SET TASK
Below are the records; locate each line with the word "this" and copy it.
╭─ EXCERPTED DATA
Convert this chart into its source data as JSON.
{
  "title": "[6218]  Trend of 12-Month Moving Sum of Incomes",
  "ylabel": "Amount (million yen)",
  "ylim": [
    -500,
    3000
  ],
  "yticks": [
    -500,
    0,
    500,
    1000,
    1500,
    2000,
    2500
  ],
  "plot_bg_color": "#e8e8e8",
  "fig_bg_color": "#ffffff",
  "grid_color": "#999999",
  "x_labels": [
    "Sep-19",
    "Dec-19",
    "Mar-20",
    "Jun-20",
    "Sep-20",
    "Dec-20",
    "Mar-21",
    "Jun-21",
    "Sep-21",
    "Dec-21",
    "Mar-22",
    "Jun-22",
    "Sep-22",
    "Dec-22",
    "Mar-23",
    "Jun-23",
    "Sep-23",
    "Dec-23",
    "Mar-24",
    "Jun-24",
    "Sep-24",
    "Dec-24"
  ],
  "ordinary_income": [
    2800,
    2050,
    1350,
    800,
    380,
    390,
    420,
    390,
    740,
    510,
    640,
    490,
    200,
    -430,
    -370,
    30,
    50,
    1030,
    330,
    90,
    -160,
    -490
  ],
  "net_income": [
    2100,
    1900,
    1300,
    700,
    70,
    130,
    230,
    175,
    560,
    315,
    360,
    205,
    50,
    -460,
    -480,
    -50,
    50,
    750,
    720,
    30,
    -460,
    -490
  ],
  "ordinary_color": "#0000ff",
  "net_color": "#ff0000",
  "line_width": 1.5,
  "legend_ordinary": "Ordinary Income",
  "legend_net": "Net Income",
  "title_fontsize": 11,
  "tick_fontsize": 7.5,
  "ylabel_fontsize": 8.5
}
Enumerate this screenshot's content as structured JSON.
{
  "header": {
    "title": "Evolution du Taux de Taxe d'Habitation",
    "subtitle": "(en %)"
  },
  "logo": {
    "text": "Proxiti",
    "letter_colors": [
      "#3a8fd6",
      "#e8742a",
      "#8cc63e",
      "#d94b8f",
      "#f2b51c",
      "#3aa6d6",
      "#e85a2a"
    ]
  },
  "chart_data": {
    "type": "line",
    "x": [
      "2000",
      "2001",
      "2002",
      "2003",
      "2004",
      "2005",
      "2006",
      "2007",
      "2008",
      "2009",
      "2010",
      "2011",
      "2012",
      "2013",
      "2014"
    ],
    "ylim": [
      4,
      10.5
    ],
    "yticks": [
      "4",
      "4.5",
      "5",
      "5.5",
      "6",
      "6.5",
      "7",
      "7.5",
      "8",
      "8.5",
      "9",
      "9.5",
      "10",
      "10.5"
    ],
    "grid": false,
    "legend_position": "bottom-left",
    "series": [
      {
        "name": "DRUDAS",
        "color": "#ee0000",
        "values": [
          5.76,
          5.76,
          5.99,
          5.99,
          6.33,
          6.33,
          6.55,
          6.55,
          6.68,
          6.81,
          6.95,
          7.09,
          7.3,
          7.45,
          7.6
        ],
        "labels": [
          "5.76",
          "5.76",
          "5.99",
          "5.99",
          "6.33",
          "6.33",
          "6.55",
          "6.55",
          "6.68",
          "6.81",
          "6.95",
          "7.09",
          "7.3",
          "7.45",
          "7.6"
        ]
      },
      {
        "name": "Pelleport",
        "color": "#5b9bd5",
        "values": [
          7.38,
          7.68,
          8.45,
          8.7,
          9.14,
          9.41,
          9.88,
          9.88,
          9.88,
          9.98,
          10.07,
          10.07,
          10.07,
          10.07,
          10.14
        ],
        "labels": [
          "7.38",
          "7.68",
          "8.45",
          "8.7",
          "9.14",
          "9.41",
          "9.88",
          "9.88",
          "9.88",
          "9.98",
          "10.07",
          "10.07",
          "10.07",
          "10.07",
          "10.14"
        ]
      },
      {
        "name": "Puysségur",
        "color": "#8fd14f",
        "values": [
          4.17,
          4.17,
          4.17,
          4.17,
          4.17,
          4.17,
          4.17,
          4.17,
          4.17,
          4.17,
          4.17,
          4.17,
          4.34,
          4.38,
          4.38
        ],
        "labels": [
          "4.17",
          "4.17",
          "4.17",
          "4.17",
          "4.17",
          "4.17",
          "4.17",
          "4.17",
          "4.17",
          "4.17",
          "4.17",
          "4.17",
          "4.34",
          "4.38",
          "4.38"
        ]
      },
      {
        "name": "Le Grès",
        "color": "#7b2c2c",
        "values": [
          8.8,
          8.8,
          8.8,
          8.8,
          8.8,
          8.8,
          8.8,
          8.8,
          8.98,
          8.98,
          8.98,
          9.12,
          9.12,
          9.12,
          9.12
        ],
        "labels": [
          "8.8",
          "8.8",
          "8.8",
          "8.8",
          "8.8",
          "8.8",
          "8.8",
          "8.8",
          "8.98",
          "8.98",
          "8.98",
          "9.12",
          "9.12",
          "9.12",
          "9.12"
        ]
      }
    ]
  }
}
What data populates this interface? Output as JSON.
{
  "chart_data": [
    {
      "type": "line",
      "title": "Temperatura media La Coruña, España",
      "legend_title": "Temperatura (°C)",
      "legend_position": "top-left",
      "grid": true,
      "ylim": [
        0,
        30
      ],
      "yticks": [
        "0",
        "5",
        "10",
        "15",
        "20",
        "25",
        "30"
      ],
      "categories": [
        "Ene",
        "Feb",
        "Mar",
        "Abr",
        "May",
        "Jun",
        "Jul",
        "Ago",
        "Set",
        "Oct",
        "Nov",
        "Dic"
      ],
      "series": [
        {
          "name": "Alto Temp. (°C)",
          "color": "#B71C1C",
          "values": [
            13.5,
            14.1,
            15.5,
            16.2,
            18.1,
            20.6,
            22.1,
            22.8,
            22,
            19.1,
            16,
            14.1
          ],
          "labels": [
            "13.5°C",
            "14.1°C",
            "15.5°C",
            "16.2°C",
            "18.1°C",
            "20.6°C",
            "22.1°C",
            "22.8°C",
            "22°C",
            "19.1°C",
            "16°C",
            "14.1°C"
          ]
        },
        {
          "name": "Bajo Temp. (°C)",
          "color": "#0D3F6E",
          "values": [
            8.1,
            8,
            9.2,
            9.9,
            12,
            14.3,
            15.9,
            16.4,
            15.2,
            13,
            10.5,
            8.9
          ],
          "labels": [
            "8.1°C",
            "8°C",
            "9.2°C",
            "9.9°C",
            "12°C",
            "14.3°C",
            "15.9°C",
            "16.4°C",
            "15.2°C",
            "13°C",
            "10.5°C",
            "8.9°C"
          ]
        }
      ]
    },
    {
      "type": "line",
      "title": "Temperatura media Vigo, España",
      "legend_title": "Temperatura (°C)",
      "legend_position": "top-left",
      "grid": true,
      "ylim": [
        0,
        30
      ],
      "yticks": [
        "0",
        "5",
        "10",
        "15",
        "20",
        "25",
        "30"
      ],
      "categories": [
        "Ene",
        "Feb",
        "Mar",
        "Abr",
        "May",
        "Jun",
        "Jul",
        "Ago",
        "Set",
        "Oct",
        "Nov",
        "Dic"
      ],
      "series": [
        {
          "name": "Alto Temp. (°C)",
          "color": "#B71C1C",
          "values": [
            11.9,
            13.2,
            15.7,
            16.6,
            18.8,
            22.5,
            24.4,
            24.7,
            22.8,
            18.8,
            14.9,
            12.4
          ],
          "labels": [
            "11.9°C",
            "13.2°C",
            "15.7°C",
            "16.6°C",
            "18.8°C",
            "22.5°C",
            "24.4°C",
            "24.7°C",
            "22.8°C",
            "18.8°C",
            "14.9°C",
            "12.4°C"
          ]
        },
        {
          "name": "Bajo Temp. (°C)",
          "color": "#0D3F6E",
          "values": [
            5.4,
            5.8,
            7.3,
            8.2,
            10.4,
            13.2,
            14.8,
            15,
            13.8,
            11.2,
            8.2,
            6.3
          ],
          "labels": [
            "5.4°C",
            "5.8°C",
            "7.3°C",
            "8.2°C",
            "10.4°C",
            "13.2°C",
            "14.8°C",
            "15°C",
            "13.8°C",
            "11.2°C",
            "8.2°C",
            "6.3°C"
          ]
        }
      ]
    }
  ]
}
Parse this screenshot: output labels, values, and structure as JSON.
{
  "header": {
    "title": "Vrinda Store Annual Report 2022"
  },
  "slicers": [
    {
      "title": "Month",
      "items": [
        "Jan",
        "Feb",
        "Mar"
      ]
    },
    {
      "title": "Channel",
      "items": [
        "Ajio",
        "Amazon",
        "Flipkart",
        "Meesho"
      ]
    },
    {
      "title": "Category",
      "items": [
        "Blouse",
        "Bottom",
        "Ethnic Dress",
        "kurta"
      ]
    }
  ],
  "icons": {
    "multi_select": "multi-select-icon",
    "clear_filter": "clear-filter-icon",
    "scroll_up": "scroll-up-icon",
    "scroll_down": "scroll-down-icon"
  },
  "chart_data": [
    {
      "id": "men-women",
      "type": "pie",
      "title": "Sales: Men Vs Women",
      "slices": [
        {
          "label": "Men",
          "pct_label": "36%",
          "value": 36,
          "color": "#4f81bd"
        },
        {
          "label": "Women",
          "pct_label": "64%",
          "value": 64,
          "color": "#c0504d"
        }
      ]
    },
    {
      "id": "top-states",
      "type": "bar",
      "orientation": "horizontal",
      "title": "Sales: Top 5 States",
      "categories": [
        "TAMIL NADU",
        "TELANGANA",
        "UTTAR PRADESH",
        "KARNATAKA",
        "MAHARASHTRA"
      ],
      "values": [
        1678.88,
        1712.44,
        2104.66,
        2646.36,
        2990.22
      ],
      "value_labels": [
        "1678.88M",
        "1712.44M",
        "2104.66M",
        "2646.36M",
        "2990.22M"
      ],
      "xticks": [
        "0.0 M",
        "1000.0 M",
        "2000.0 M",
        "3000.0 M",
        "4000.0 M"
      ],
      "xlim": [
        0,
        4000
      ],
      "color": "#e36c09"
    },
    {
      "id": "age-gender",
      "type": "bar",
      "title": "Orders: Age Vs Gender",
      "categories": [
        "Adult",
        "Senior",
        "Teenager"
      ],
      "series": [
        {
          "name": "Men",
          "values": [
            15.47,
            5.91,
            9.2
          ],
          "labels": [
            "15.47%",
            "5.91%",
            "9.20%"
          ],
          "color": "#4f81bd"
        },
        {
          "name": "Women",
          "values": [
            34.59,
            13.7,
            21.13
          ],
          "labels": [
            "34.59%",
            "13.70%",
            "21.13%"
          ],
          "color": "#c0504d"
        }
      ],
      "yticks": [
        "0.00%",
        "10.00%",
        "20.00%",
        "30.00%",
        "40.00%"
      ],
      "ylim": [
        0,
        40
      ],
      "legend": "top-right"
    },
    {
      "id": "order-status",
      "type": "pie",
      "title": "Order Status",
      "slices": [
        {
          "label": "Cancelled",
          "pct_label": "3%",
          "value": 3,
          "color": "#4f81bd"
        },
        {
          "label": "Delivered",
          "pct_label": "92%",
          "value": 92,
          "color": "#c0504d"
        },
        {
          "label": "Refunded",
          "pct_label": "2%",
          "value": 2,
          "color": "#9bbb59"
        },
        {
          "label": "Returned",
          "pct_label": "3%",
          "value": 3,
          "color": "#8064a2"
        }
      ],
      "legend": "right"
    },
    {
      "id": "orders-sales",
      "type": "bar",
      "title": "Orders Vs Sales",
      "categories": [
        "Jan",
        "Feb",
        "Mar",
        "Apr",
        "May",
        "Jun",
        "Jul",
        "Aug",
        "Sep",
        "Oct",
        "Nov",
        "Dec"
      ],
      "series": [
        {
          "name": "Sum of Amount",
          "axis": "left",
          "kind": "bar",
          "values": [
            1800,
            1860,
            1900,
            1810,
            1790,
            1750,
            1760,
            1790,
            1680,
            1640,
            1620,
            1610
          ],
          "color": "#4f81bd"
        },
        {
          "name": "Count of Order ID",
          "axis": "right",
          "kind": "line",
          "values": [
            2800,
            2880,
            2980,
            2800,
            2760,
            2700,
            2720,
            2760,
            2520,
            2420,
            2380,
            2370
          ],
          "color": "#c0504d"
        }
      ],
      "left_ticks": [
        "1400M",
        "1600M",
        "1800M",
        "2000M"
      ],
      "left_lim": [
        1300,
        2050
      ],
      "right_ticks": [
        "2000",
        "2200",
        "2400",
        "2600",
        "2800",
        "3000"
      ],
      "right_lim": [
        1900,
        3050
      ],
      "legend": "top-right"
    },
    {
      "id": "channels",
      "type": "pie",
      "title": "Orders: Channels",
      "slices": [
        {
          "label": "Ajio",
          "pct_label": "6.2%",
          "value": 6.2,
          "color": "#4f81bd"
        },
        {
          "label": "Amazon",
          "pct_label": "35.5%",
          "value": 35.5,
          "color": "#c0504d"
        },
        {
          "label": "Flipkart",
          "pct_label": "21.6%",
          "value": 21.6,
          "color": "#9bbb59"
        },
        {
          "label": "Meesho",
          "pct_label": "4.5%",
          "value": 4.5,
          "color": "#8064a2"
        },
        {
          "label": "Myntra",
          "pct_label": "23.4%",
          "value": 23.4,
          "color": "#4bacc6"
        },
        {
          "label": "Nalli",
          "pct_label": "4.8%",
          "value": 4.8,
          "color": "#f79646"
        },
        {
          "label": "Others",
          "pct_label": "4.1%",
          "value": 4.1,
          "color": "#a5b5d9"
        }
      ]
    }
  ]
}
╰─
RESULT
Convert this chart into its source data as JSON.
Enumerate this screenshot's content as structured JSON.
What data populates this interface? Output as JSON.
Parse this screenshot: output labels, values, and structure as JSON.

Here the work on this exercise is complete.